### Prompt
Copy the lines of the data below exactly as they appear, starting at the line that contains "290, 120, 326]" and ending at the last line of the data.

### Data records
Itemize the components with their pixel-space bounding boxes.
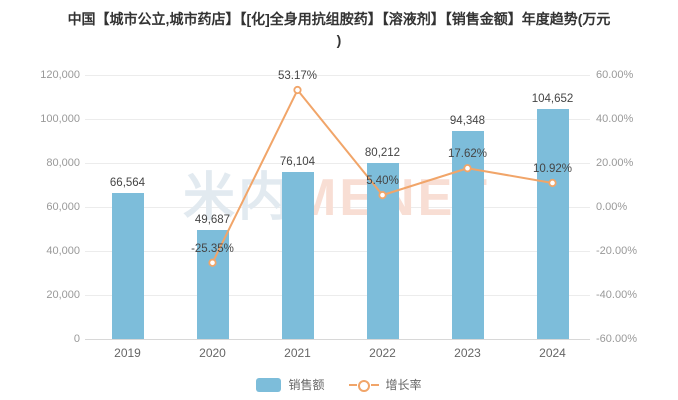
legend-item-sales[interactable]: 销售额 [256, 378, 325, 392]
legend-label-sales: 销售额 [288, 378, 325, 392]
chart-title: 中国【城市公立,城市药店】【[化]全身用抗组胺药】【溶液剂】【销售金额】年度趋势… [0, 9, 678, 51]
bar-value-label: 104,652 [531, 92, 574, 105]
bar-value-label: 94,348 [449, 115, 486, 128]
bar-series-swatch-icon [256, 378, 282, 392]
gridline [85, 250, 590, 252]
x-axis-label-2023: 2023 [454, 346, 481, 360]
growth-value-label: 53.17% [277, 70, 317, 83]
gridline [85, 74, 590, 76]
x-axis-label-2021: 2021 [284, 346, 311, 360]
right-axis-tick: 0.00% [596, 201, 628, 213]
growth-value-label: 17.62% [447, 148, 487, 161]
growth-marker-2023[interactable] [463, 164, 472, 173]
left-axis-tick: 60,000 [46, 201, 80, 213]
right-axis-tick: 40.00% [596, 113, 634, 125]
growth-value-label: -25.35% [191, 242, 234, 255]
gridline [85, 118, 590, 120]
right-axis-tick: -20.00% [596, 245, 637, 257]
line-series-marker-icon [348, 379, 379, 392]
bar-2022[interactable] [366, 162, 399, 339]
right-axis-tick: 20.00% [596, 157, 634, 169]
x-axis-label-2024: 2024 [539, 346, 566, 360]
bar-value-label: 76,104 [279, 155, 316, 168]
left-axis-tick: 0 [73, 333, 80, 345]
left-axis-tick: 20,000 [46, 289, 80, 301]
bar-2019[interactable] [111, 192, 144, 339]
legend-label-growth: 增长率 [385, 378, 422, 392]
chart-title-line1: 中国【城市公立,城市药店】【[化]全身用抗组胺药】【溶液剂】【销售金额】年度趋势… [67, 11, 611, 27]
growth-marker-2021[interactable] [293, 85, 302, 95]
growth-marker-2022[interactable] [378, 191, 387, 200]
left-axis-tick: 120,000 [40, 69, 80, 81]
x-axis-line [85, 338, 590, 340]
growth-value-label: 5.40% [366, 175, 399, 188]
legend: 销售额 增长率 [0, 374, 678, 396]
right-axis-tick: -40.00% [596, 289, 637, 301]
gridline [85, 294, 590, 296]
growth-marker-2024[interactable] [548, 178, 557, 188]
bar-2021[interactable] [281, 171, 314, 339]
right-axis-tick: 60.00% [596, 69, 634, 81]
legend-item-growth[interactable]: 增长率 [348, 378, 422, 392]
chart-title-line2: ) [336, 32, 342, 48]
bar-value-label: 80,212 [364, 146, 401, 159]
right-axis-tick: -60.00% [596, 333, 637, 345]
x-axis-label-2019: 2019 [114, 346, 141, 360]
bar-value-label: 49,687 [194, 213, 231, 226]
growth-value-label: 10.92% [532, 162, 572, 175]
left-axis-tick: 40,000 [46, 245, 80, 257]
x-axis-label-2020: 2020 [199, 346, 226, 360]
left-axis-tick: 80,000 [46, 157, 80, 169]
bar-2023[interactable] [451, 131, 484, 339]
growth-marker-2020[interactable] [208, 258, 217, 267]
bar-2024[interactable] [536, 108, 569, 339]
x-axis-label-2022: 2022 [369, 346, 396, 360]
left-axis-tick: 100,000 [40, 113, 80, 125]
bar-value-label: 66,564 [109, 176, 146, 189]
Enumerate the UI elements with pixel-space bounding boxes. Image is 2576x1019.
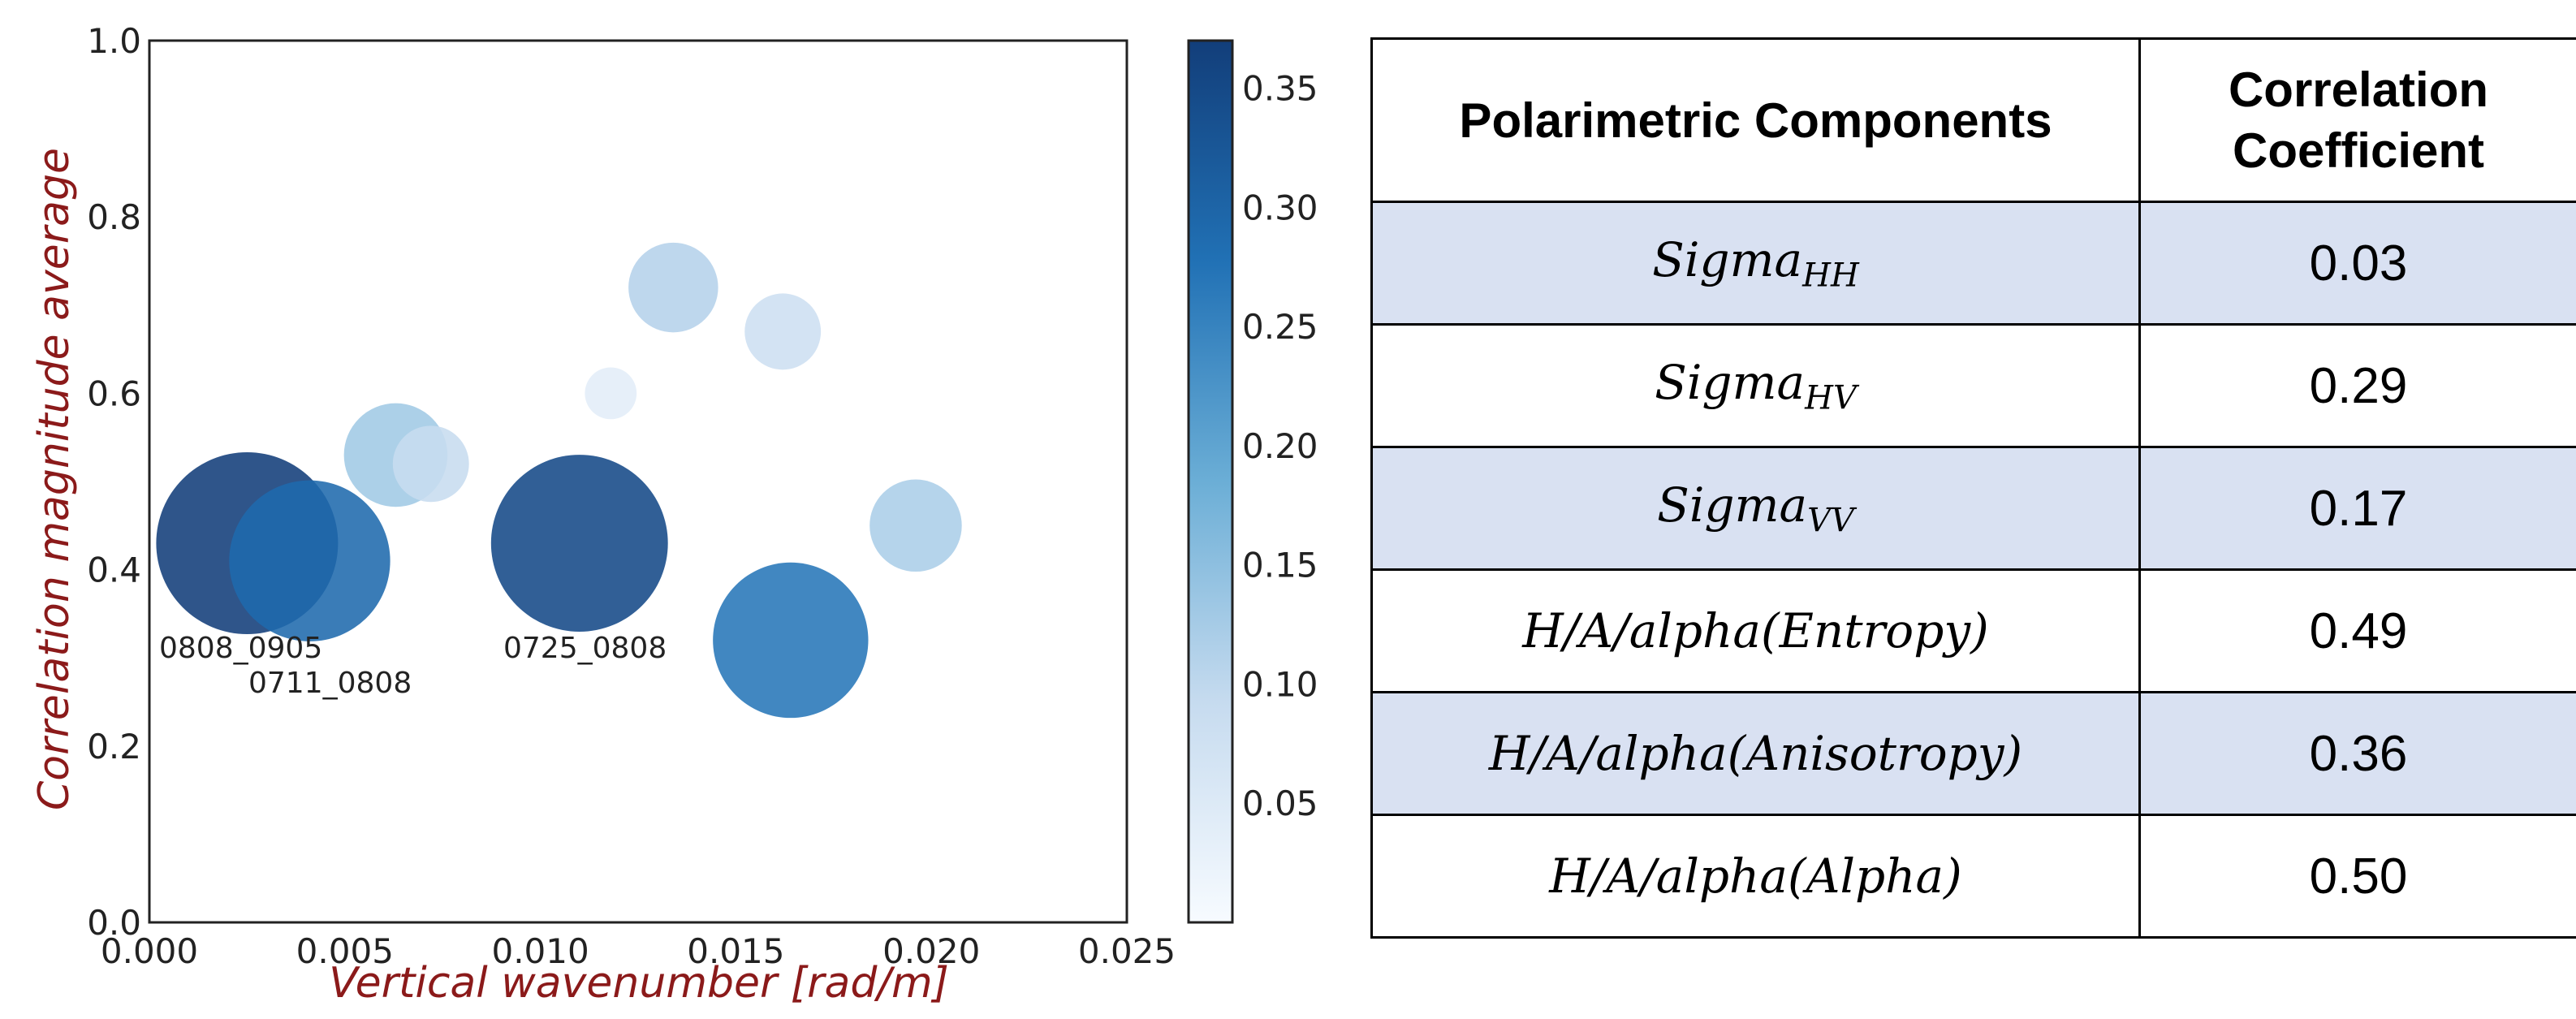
- table-row: H/A/alpha(Entropy) 0.49: [1370, 568, 2576, 693]
- bubble-point: [392, 425, 469, 503]
- colorbar-tick-label: 0.25: [1242, 307, 1318, 347]
- component-subscript: VV: [1807, 502, 1854, 540]
- component-cell: H/A/alpha(Entropy): [1370, 568, 2141, 693]
- x-axis-label: Vertical wavenumber [rad/m]: [329, 959, 949, 1008]
- x-tick-label: 0.015: [687, 931, 784, 971]
- colorbar-tick-label: 0.15: [1242, 546, 1318, 585]
- header-coefficient: Correlation Coefficient: [2138, 37, 2576, 203]
- x-tick-label: 0.000: [101, 931, 198, 971]
- header-coefficient-text: Correlation Coefficient: [2228, 63, 2489, 178]
- component-cell: H/A/alpha(Anisotropy): [1370, 691, 2141, 816]
- colorbar-tick-label: 0.35: [1242, 69, 1318, 109]
- x-tick-label: 0.025: [1078, 931, 1176, 971]
- plot-frame: [148, 39, 1128, 924]
- component-name: Sigma: [1652, 231, 1803, 287]
- table-row: H/A/alpha(Alpha) 0.50: [1370, 814, 2576, 939]
- coefficient-cell: 0.03: [2138, 201, 2576, 326]
- colorbar-tick-label: 0.05: [1242, 784, 1318, 823]
- coefficient-cell: 0.50: [2138, 814, 2576, 939]
- colorbar-tick-label: 0.10: [1242, 664, 1318, 704]
- coefficient-cell: 0.29: [2138, 323, 2576, 448]
- table-header-row: Polarimetric Components Correlation Coef…: [1370, 37, 2576, 203]
- bubble-label: 0808_0905: [159, 632, 322, 665]
- component-cell: H/A/alpha(Alpha): [1370, 814, 2141, 939]
- bubble-point: [490, 455, 668, 632]
- bubble-layer: [156, 242, 962, 719]
- component-name: H/A/alpha(Anisotropy): [1488, 726, 2023, 781]
- y-tick-label: 0.2: [87, 727, 141, 766]
- y-tick-label: 0.6: [87, 373, 141, 413]
- colorbar-tick-label: 0.30: [1242, 188, 1318, 227]
- axes-layer: 0.000 0.005 0.010 0.015 0.020 0.025 0.0 0.2 0.4 0…: [87, 21, 1176, 971]
- table-row: H/A/alpha(Anisotropy) 0.36: [1370, 691, 2576, 816]
- component-name: H/A/alpha(Alpha): [1549, 848, 1962, 904]
- table-row: SigmaHV 0.29: [1370, 323, 2576, 448]
- y-tick-label: 0.0: [87, 903, 141, 943]
- component-name: Sigma: [1655, 354, 1806, 410]
- bubble-label: 0725_0808: [503, 632, 667, 665]
- component-cell: SigmaVV: [1370, 446, 2141, 571]
- y-tick-label: 0.4: [87, 551, 141, 590]
- colorbar: 0.05 0.10 0.15 0.20 0.25 0.30 0.35: [1187, 39, 1318, 924]
- bubble-point: [869, 479, 962, 572]
- component-cell: SigmaHV: [1370, 323, 2141, 448]
- bubble-point: [585, 367, 637, 420]
- bubble-label: 0711_0808: [248, 667, 412, 700]
- component-name: H/A/alpha(Entropy): [1522, 603, 1989, 658]
- x-tick-label: 0.010: [491, 931, 589, 971]
- x-tick-label: 0.020: [882, 931, 980, 971]
- component-name: Sigma: [1657, 477, 1808, 533]
- y-axis-label: Correlation magnitude average: [30, 148, 79, 810]
- header-components: Polarimetric Components: [1370, 37, 2141, 203]
- coefficient-cell: 0.36: [2138, 691, 2576, 816]
- bubble-point: [628, 242, 718, 333]
- component-subscript: HV: [1805, 379, 1857, 417]
- y-tick-label: 1.0: [87, 21, 141, 61]
- x-tick-label: 0.005: [296, 931, 394, 971]
- bubble-point: [713, 562, 869, 719]
- colorbar-gradient: [1187, 39, 1234, 924]
- correlation-table: Polarimetric Components Correlation Coef…: [1370, 37, 2576, 939]
- component-cell: SigmaHH: [1370, 201, 2141, 326]
- table-row: SigmaVV 0.17: [1370, 446, 2576, 571]
- table-row: SigmaHH 0.03: [1370, 201, 2576, 326]
- coefficient-cell: 0.17: [2138, 446, 2576, 571]
- component-subscript: HH: [1802, 257, 1859, 295]
- coefficient-cell: 0.49: [2138, 568, 2576, 693]
- bubble-point: [744, 293, 822, 370]
- bubble-point: [229, 480, 390, 641]
- colorbar-tick-label: 0.20: [1242, 426, 1318, 466]
- y-tick-label: 0.8: [87, 197, 141, 237]
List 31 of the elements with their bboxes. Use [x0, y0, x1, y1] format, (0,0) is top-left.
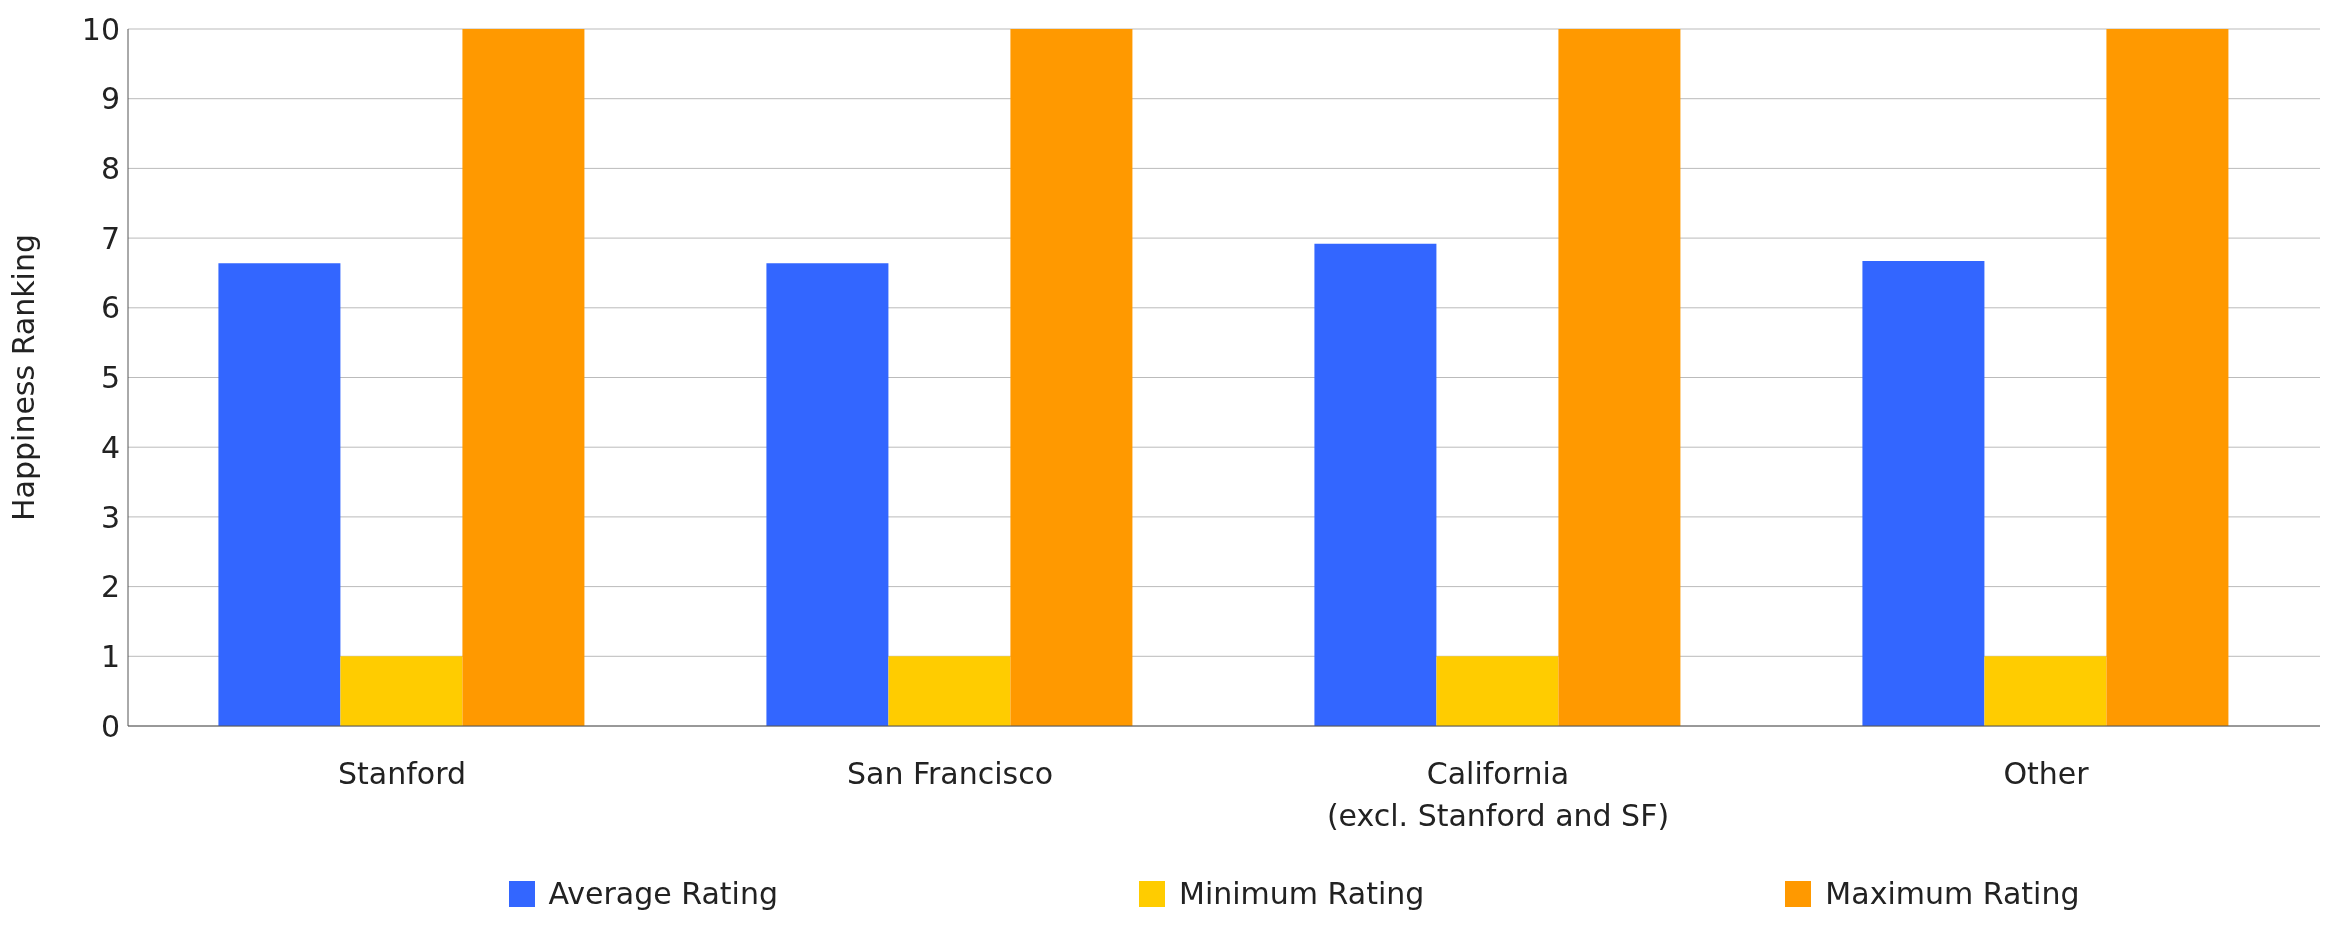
y-tick-label: 6	[100, 290, 120, 326]
y-tick-label: 8	[100, 151, 120, 187]
y-tick-label: 0	[100, 708, 120, 744]
y-tick-label: 2	[100, 569, 120, 605]
legend-label: Minimum Rating	[1179, 876, 1425, 911]
legend-label: Average Rating	[548, 876, 778, 911]
y-tick-label: 4	[100, 429, 120, 465]
bar	[1010, 29, 1133, 726]
y-axis-title: Happiness Ranking	[5, 234, 41, 521]
x-tick-label: Other	[2003, 756, 2090, 791]
bar	[218, 263, 341, 726]
bar	[340, 656, 463, 726]
bar	[1436, 656, 1559, 726]
bar	[2106, 29, 2229, 726]
x-tick-label: Stanford	[338, 756, 466, 791]
bar	[766, 263, 889, 726]
bar	[1862, 261, 1985, 726]
bar	[462, 29, 585, 726]
bar	[1314, 243, 1437, 726]
y-tick-label: 7	[100, 220, 120, 256]
bar	[1984, 656, 2107, 726]
bar	[888, 656, 1011, 726]
y-tick-label: 1	[100, 638, 120, 674]
y-tick-label: 9	[100, 81, 120, 117]
bar	[1558, 29, 1681, 726]
y-tick-label: 3	[100, 499, 120, 535]
legend-label: Maximum Rating	[1825, 876, 2080, 911]
x-tick-label: California (excl. Stanford and SF)	[1326, 756, 1670, 833]
x-tick-label: San Francisco	[846, 756, 1054, 791]
y-tick-label: 5	[100, 360, 120, 396]
y-tick-label: 10	[81, 11, 120, 47]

### Reply
y-tick-label: 6	[100, 290, 120, 326]
y-tick-label: 8	[100, 151, 120, 187]
y-tick-label: 0	[100, 708, 120, 744]
y-tick-label: 2	[100, 569, 120, 605]
legend-label: Minimum Rating	[1179, 876, 1425, 911]
legend-label: Average Rating	[548, 876, 778, 911]
y-tick-label: 4	[100, 429, 120, 465]
bar	[1010, 29, 1133, 726]
y-axis-title: Happiness Ranking	[5, 234, 41, 521]
x-tick-label: Other	[2003, 756, 2090, 791]
bar	[218, 263, 341, 726]
bar	[340, 656, 463, 726]
bar	[1436, 656, 1559, 726]
bar	[2106, 29, 2229, 726]
x-tick-label: Stanford	[338, 756, 466, 791]
bar	[766, 263, 889, 726]
bar	[1862, 261, 1985, 726]
bar	[462, 29, 585, 726]
bar	[1314, 243, 1437, 726]
y-tick-label: 7	[100, 220, 120, 256]
bar	[1984, 656, 2107, 726]
bar	[888, 656, 1011, 726]
y-tick-label: 1	[100, 638, 120, 674]
y-tick-label: 9	[100, 81, 120, 117]
bar	[1558, 29, 1681, 726]
y-tick-label: 3	[100, 499, 120, 535]
legend-label: Maximum Rating	[1825, 876, 2080, 911]
x-tick-label: California (excl. Stanford and SF)	[1326, 756, 1670, 833]
x-tick-label: San Francisco	[846, 756, 1054, 791]
y-tick-label: 5	[100, 360, 120, 396]
y-tick-label: 10	[81, 11, 120, 47]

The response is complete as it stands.